Wednesday, SEPTEMBER 5, 2012
Item Analysis and Item Discrimination
Submitted by: Song liping
Item analysis
Item analysis
is a process which examines student responses to individual test items in order
to assess the quality of those items and of the test as a whole. Item analysis is especially valuable in improving
items which will be used again in later tests, but it can also be used to
eliminate ambiguous or misleading items in a single test administration.
Item discrimination
Traditional test analysis
considers the extent to which a single item distinguishes between able and less
able candidates in a similar way to the test as a whole. Items which are not
consistent with the other items in the way in which they distinguish between
able and less able candidates (as measured by this test) are considered for
deletion, amendment, or placement on a different test. Modern test analysis techniques
consider other factors as well. (These are discussed later).For a test of many
items, it is common practice to assume that the total score on the trial test
is a reasonable estimate of achievement for that type of test. Criterion groups
may be selected on the basis of total score (if that type of analysis is being
done). When such an assumption is made, we expect candidates with high total
scores to have high achievement and candidates with low total scores to have low
achievement. The procedure investigates how each item distinguishes between candidates
with knowledge and skill, and those lacking such knowledge and skills. Choosing
items with an acceptable discrimination index will tend to provide a new
version of the test
with greater homogeneity.
[However this process should not be taken too far because a test measuring a
more complex area will be made less relevant if only one type of item is
retained.]
Difficulty and Discrimination Distributions
At the end of the Item
Analysis report, test items are listed according their degrees of difficulty
(easy, medium, hard) and discrimination (good, fair, poor). These distributions provide a quick overview
of the test, and can be used to identify items which are not performing well
and which can perhaps be improved or discarded.
Test Statistics
Two statistics are provided
to evaluate the performance of the test as a whole.
Reliability
Coefficient. The reliability of a test
refers to the extent to which the test is likely to produce consistent
scores.

> INFORMATION SHOWN:
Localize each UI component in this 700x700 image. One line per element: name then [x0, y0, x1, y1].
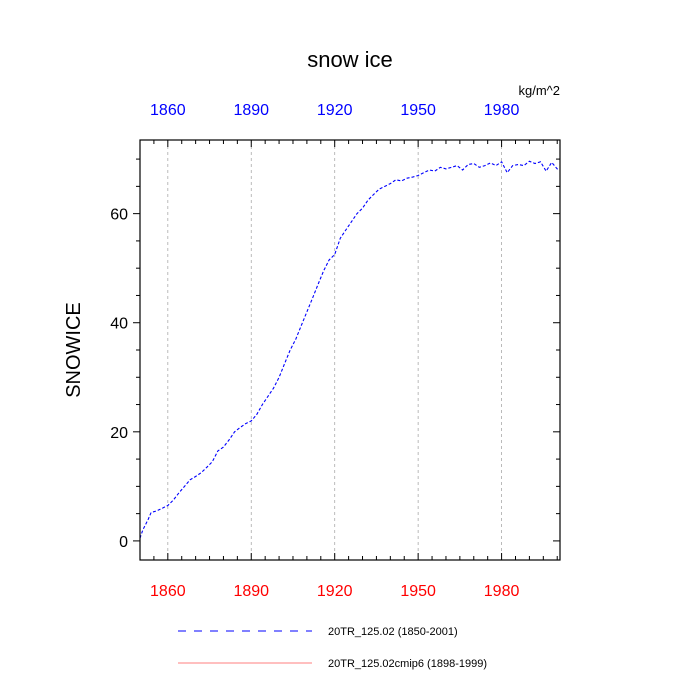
y-axis-label: SNOWICE	[63, 302, 85, 398]
series-line	[139, 160, 561, 539]
series-layer	[139, 160, 561, 539]
x-tick-label-top: 1920	[317, 102, 353, 119]
x-tick-label-top: 1890	[233, 102, 269, 119]
x-tick-label-top: 1980	[484, 102, 520, 119]
axis-ticks	[133, 140, 560, 560]
plot-frame	[139, 139, 561, 561]
legend-entry-label: 20TR_125.02 (1850-2001)	[328, 626, 458, 638]
x-tick-label-top: 1860	[150, 102, 186, 119]
legend-entry-label: 20TR_125.02cmip6 (1898-1999)	[328, 658, 487, 670]
grid-lines	[167, 140, 502, 560]
x-tick-label-bottom: 1890	[233, 583, 269, 600]
y-tick-label: 60	[110, 207, 128, 224]
y-tick-label: 40	[110, 316, 128, 333]
y-tick-label: 20	[110, 425, 128, 442]
units-label: kg/m^2	[518, 83, 560, 98]
y-tick-label: 0	[119, 534, 128, 551]
x-tick-label-bottom: 1920	[317, 583, 353, 600]
chart-title: snow ice	[307, 47, 393, 72]
x-tick-label-bottom: 1860	[150, 583, 186, 600]
x-tick-label-bottom: 1980	[484, 583, 520, 600]
x-tick-label-bottom: 1950	[400, 583, 436, 600]
tick-labels: 1860 1860 1890 1890 1920 1920 1950 1950 1980 1980…	[110, 102, 519, 600]
legend: 20TR_125.02 (1850-2001) 20TR_125.02cmip6 …	[178, 626, 487, 670]
x-tick-label-top: 1950	[400, 102, 436, 119]
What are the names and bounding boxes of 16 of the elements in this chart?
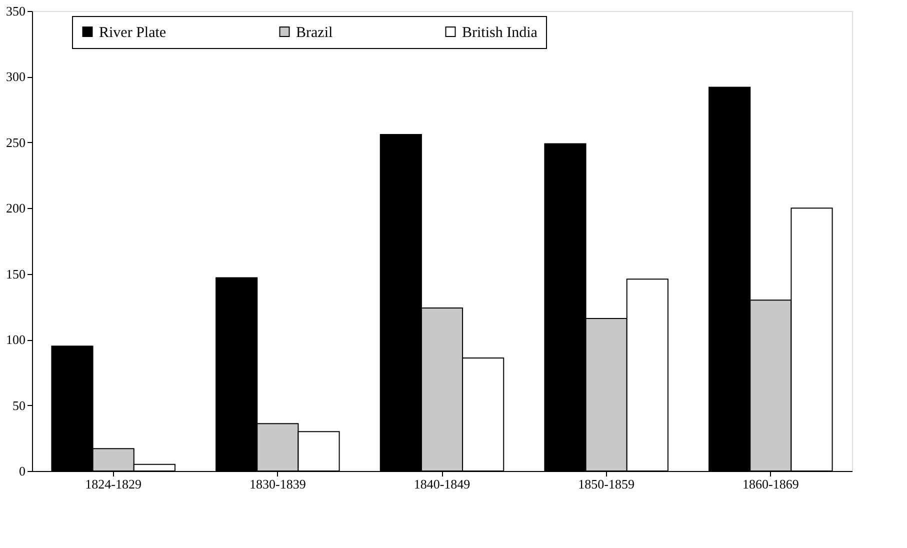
x-tick-label: 1840-1849 bbox=[414, 476, 470, 492]
x-tick-label: 1824-1829 bbox=[85, 476, 142, 492]
y-tick-label: 250 bbox=[6, 134, 26, 150]
y-tick-label: 50 bbox=[12, 398, 26, 413]
y-tick-label: 350 bbox=[6, 4, 26, 18]
legend-label: Brazil bbox=[296, 24, 333, 41]
y-tick-label: 100 bbox=[6, 332, 26, 348]
x-tick-label: 1830-1839 bbox=[250, 476, 306, 492]
legend-label: River Plate bbox=[99, 24, 166, 41]
y-tick-label: 300 bbox=[6, 69, 26, 84]
y-tick-label: 150 bbox=[6, 266, 26, 282]
y-tick-label: 0 bbox=[19, 464, 26, 478]
x-tick-label: 1850-1859 bbox=[578, 476, 634, 492]
legend-label: British India bbox=[462, 24, 538, 41]
y-tick-label: 200 bbox=[6, 200, 26, 216]
x-tick-label: 1860-1869 bbox=[742, 476, 799, 492]
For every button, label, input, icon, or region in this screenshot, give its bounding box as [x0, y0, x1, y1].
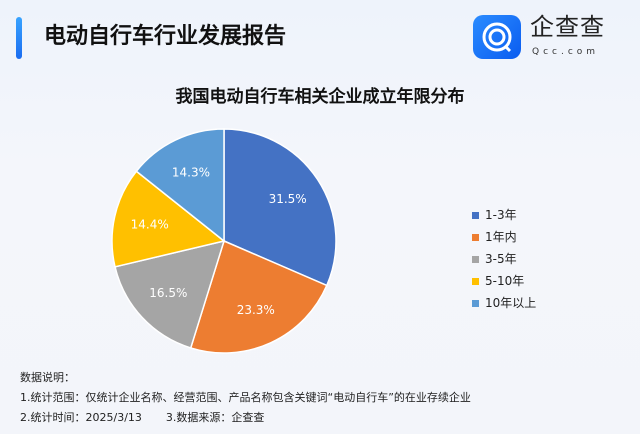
slice-label: 14.4% — [131, 217, 169, 231]
slice-label: 23.3% — [237, 303, 275, 317]
slice-label: 31.5% — [269, 192, 307, 206]
slice-label: 14.3% — [172, 165, 210, 179]
legend: 1-3年 1年内 3-5年 5-10年 10年以上 — [472, 204, 536, 314]
legend-swatch — [472, 255, 479, 263]
data-notes: 数据说明： 1.统计范围：仅统计企业名称、经营范围、产品名称包含关键词“电动自行… — [20, 368, 471, 428]
legend-swatch — [472, 233, 479, 241]
legend-item: 1-3年 — [472, 204, 536, 226]
pie-chart: 31.5% 23.3% 16.5% 14.4% 14.3% — [111, 128, 337, 354]
pie-slice-1 — [189, 239, 328, 354]
pie-slice-4 — [135, 128, 225, 243]
legend-label: 5-10年 — [485, 274, 525, 288]
legend-label: 10年以上 — [485, 296, 537, 310]
title-accent-bar — [16, 17, 22, 59]
legend-item: 3-5年 — [472, 248, 536, 270]
legend-swatch — [472, 299, 479, 307]
pie-slice-0 — [223, 128, 337, 287]
page-title: 电动自行车行业发展报告 — [44, 24, 287, 49]
brand-domain: Qcc.com — [532, 47, 600, 57]
legend-item: 10年以上 — [472, 292, 536, 314]
legend-label: 1年内 — [485, 230, 517, 244]
legend-swatch — [472, 277, 479, 285]
notes-date: 2.统计时间：2025/3/13 — [20, 411, 142, 424]
qcc-logo-icon — [473, 15, 521, 59]
pie-slice-3 — [111, 170, 226, 268]
legend-swatch — [472, 211, 479, 219]
slice-label: 16.5% — [149, 286, 187, 300]
legend-item: 1年内 — [472, 226, 536, 248]
notes-scope: 1.统计范围：仅统计企业名称、经营范围、产品名称包含关键词“电动自行车”的在业存… — [20, 391, 471, 404]
legend-item: 5-10年 — [472, 270, 536, 292]
pie-slice-2 — [114, 239, 226, 349]
legend-label: 3-5年 — [485, 252, 517, 266]
notes-heading: 数据说明： — [20, 371, 75, 384]
brand-name: 企查查 — [530, 13, 605, 41]
chart-title: 我国电动自行车相关企业成立年限分布 — [175, 87, 465, 107]
notes-source: 3.数据来源：企查查 — [165, 411, 265, 424]
legend-label: 1-3年 — [485, 208, 517, 222]
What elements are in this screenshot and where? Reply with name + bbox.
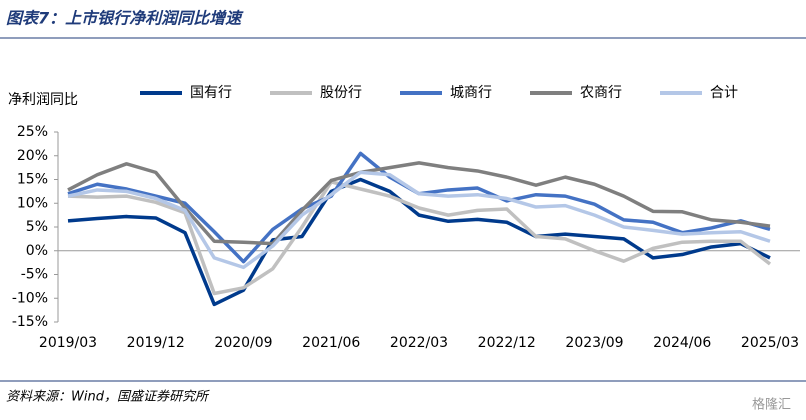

> DIRECTIVE A: From the item analysis text, reproduce word for word the part that opens with the words containing "Wednesday, SEPTEMBER 5, 2012" and closes with "single test administration.".
> DIRECTIVE B: According to the item analysis text, what three fates are considered for items that are not consistent with the other items in how they distinguish between able and less able candidates?
> DIRECTIVE C: In the item analysis text, what does the reliability of a test refer to?

> EXERCISE RESPONSE A:
Wednesday, SEPTEMBER 5, 2012
Item Analysis and Item Discrimination
Submitted by: Song liping
Item analysis
Item analysis
is a process which examines student responses to individual test items in order
to assess the quality of those items and of the test as a whole. Item analysis is especially valuable in improving
items which will be used again in later tests, but it can also be used to
eliminate ambiguous or misleading items in a single test administration.

> EXERCISE RESPONSE B:
- Deletion
- Amendment
- Placement on a different test

> EXERCISE RESPONSE C: It refers to the extent to which the test is likely to produce consistent scores.